**Task goal**
Copy out all the lines in the records that include the word "want".

[START]

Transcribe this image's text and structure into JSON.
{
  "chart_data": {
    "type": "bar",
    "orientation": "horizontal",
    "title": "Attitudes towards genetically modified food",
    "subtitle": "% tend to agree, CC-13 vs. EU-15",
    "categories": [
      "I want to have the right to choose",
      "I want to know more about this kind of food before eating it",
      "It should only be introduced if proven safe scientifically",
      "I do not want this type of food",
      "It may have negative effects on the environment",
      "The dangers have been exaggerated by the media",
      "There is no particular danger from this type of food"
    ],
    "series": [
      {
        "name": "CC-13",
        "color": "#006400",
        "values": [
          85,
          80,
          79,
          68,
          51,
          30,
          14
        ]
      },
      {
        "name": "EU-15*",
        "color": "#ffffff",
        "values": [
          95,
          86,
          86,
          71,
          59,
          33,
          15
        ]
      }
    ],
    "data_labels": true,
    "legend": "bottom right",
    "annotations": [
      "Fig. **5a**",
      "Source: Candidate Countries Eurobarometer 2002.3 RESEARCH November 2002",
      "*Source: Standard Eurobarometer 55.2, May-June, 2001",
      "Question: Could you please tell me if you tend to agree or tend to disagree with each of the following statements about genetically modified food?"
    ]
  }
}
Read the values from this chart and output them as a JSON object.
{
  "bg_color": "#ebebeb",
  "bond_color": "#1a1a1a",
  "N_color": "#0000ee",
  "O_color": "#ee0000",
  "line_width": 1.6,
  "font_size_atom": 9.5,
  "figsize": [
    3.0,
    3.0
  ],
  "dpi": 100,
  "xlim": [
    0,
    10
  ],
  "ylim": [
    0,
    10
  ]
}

[END]

**Result below**
      "I want to have the right to choose",
      "I want to know more about this kind of food before eating it",
      "I do not want this type of food",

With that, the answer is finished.